Exercise: Print out the material that follows word for word.

Task input:
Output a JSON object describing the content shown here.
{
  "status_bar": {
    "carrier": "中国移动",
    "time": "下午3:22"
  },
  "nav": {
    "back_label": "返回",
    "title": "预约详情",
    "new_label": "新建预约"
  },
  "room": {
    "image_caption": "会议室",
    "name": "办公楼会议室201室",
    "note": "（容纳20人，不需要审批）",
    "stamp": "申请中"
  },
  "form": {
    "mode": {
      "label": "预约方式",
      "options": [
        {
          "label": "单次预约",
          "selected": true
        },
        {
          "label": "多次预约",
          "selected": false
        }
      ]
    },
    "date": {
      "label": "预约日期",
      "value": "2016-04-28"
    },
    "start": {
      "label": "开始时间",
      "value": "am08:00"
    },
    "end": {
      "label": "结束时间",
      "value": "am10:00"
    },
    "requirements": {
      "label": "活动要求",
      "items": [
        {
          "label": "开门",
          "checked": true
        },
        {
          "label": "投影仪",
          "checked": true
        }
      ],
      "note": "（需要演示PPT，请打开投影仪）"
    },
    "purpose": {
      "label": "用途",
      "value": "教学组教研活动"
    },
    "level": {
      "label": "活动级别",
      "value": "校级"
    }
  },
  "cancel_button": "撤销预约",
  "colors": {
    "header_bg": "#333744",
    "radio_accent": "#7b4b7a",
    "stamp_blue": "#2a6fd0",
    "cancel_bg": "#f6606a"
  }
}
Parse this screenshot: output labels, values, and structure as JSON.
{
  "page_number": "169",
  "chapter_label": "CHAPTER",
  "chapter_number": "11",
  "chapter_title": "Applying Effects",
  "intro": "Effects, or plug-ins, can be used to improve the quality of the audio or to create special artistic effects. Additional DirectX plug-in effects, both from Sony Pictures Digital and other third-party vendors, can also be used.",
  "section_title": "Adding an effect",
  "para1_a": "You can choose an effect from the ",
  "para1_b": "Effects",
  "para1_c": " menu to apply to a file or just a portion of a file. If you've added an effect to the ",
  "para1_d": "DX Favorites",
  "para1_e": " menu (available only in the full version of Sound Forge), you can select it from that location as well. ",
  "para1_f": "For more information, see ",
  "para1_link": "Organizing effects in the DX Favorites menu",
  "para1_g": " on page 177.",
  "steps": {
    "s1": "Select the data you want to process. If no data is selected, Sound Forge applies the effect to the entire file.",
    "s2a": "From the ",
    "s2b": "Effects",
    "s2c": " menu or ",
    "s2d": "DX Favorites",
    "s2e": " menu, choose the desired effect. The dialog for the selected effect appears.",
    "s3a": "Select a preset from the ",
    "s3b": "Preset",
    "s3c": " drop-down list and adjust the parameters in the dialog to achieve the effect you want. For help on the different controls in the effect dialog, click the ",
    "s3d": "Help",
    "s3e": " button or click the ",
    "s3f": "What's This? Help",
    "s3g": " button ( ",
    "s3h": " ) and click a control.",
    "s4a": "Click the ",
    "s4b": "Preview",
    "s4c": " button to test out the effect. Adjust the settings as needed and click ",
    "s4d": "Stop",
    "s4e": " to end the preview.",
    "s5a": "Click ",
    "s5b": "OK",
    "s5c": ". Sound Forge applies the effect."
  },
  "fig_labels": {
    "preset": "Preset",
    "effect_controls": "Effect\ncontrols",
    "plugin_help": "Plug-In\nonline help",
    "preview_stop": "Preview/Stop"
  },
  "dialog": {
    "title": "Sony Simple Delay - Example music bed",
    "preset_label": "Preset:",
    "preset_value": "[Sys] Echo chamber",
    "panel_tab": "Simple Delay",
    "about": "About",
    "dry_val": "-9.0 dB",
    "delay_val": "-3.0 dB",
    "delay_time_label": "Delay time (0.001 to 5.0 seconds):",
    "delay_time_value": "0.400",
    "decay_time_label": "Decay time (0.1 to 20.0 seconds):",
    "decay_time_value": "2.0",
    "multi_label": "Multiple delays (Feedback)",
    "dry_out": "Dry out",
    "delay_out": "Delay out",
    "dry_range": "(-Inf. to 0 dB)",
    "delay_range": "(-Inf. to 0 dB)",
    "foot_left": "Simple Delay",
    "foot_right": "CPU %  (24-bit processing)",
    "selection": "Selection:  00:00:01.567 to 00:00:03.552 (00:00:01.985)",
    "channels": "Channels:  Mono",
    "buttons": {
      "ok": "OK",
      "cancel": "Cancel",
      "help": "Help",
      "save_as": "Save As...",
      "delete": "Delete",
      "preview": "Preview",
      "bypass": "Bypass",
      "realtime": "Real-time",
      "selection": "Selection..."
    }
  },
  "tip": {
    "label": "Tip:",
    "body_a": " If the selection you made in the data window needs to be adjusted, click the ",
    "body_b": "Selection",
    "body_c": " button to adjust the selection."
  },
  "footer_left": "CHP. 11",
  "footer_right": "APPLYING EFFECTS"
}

Response to the task:
Output a JSON object describing the content shown here.
{
  "status_bar": {
    "carrier": "中国移动",
    "time": "下午3:22"
  },
  "nav": {
    "back_label": "返回",
    "title": "预约详情",
    "new_label": "新建预约"
  },
  "room": {
    "image_caption": "会议室",
    "name": "办公楼会议室201室",
    "note": "（容纳20人，不需要审批）",
    "stamp": "申请中"
  },
  "form": {
    "mode": {
      "label": "预约方式",
      "options": [
        {
          "label": "单次预约",
          "selected": true
        },
        {
          "label": "多次预约",
          "selected": false
        }
      ]
    },
    "date": {
      "label": "预约日期",
      "value": "2016-04-28"
    },
    "start": {
      "label": "开始时间",
      "value": "am08:00"
    },
    "end": {
      "label": "结束时间",
      "value": "am10:00"
    },
    "requirements": {
      "label": "活动要求",
      "items": [
        {
          "label": "开门",
          "checked": true
        },
        {
          "label": "投影仪",
          "checked": true
        }
      ],
      "note": "（需要演示PPT，请打开投影仪）"
    },
    "purpose": {
      "label": "用途",
      "value": "教学组教研活动"
    },
    "level": {
      "label": "活动级别",
      "value": "校级"
    }
  },
  "cancel_button": "撤销预约",
  "colors": {
    "header_bg": "#333744",
    "radio_accent": "#7b4b7a",
    "stamp_blue": "#2a6fd0",
    "cancel_bg": "#f6606a"
  }
}
Parse this screenshot: output labels, values, and structure as JSON.
{
  "page_number": "169",
  "chapter_label": "CHAPTER",
  "chapter_number": "11",
  "chapter_title": "Applying Effects",
  "intro": "Effects, or plug-ins, can be used to improve the quality of the audio or to create special artistic effects. Additional DirectX plug-in effects, both from Sony Pictures Digital and other third-party vendors, can also be used.",
  "section_title": "Adding an effect",
  "para1_a": "You can choose an effect from the ",
  "para1_b": "Effects",
  "para1_c": " menu to apply to a file or just a portion of a file. If you've added an effect to the ",
  "para1_d": "DX Favorites",
  "para1_e": " menu (available only in the full version of Sound Forge), you can select it from that location as well. ",
  "para1_f": "For more information, see ",
  "para1_link": "Organizing effects in the DX Favorites menu",
  "para1_g": " on page 177.",
  "steps": {
    "s1": "Select the data you want to process. If no data is selected, Sound Forge applies the effect to the entire file.",
    "s2a": "From the ",
    "s2b": "Effects",
    "s2c": " menu or ",
    "s2d": "DX Favorites",
    "s2e": " menu, choose the desired effect. The dialog for the selected effect appears.",
    "s3a": "Select a preset from the ",
    "s3b": "Preset",
    "s3c": " drop-down list and adjust the parameters in the dialog to achieve the effect you want. For help on the different controls in the effect dialog, click the ",
    "s3d": "Help",
    "s3e": " button or click the ",
    "s3f": "What's This? Help",
    "s3g": " button ( ",
    "s3h": " ) and click a control.",
    "s4a": "Click the ",
    "s4b": "Preview",
    "s4c": " button to test out the effect. Adjust the settings as needed and click ",
    "s4d": "Stop",
    "s4e": " to end the preview.",
    "s5a": "Click ",
    "s5b": "OK",
    "s5c": ". Sound Forge applies the effect."
  },
  "fig_labels": {
    "preset": "Preset",
    "effect_controls": "Effect\ncontrols",
    "plugin_help": "Plug-In\nonline help",
    "preview_stop": "Preview/Stop"
  },
  "dialog": {
    "title": "Sony Simple Delay - Example music bed",
    "preset_label": "Preset:",
    "preset_value": "[Sys] Echo chamber",
    "panel_tab": "Simple Delay",
    "about": "About",
    "dry_val": "-9.0 dB",
    "delay_val": "-3.0 dB",
    "delay_time_label": "Delay time (0.001 to 5.0 seconds):",
    "delay_time_value": "0.400",
    "decay_time_label": "Decay time (0.1 to 20.0 seconds):",
    "decay_time_value": "2.0",
    "multi_label": "Multiple delays (Feedback)",
    "dry_out": "Dry out",
    "delay_out": "Delay out",
    "dry_range": "(-Inf. to 0 dB)",
    "delay_range": "(-Inf. to 0 dB)",
    "foot_left": "Simple Delay",
    "foot_right": "CPU %  (24-bit processing)",
    "selection": "Selection:  00:00:01.567 to 00:00:03.552 (00:00:01.985)",
    "channels": "Channels:  Mono",
    "buttons": {
      "ok": "OK",
      "cancel": "Cancel",
      "help": "Help",
      "save_as": "Save As...",
      "delete": "Delete",
      "preview": "Preview",
      "bypass": "Bypass",
      "realtime": "Real-time",
      "selection": "Selection..."
    }
  },
  "tip": {
    "label": "Tip:",
    "body_a": " If the selection you made in the data window needs to be adjusted, click the ",
    "body_b": "Selection",
    "body_c": " button to adjust the selection."
  },
  "footer_left": "CHP. 11",
  "footer_right": "APPLYING EFFECTS"
}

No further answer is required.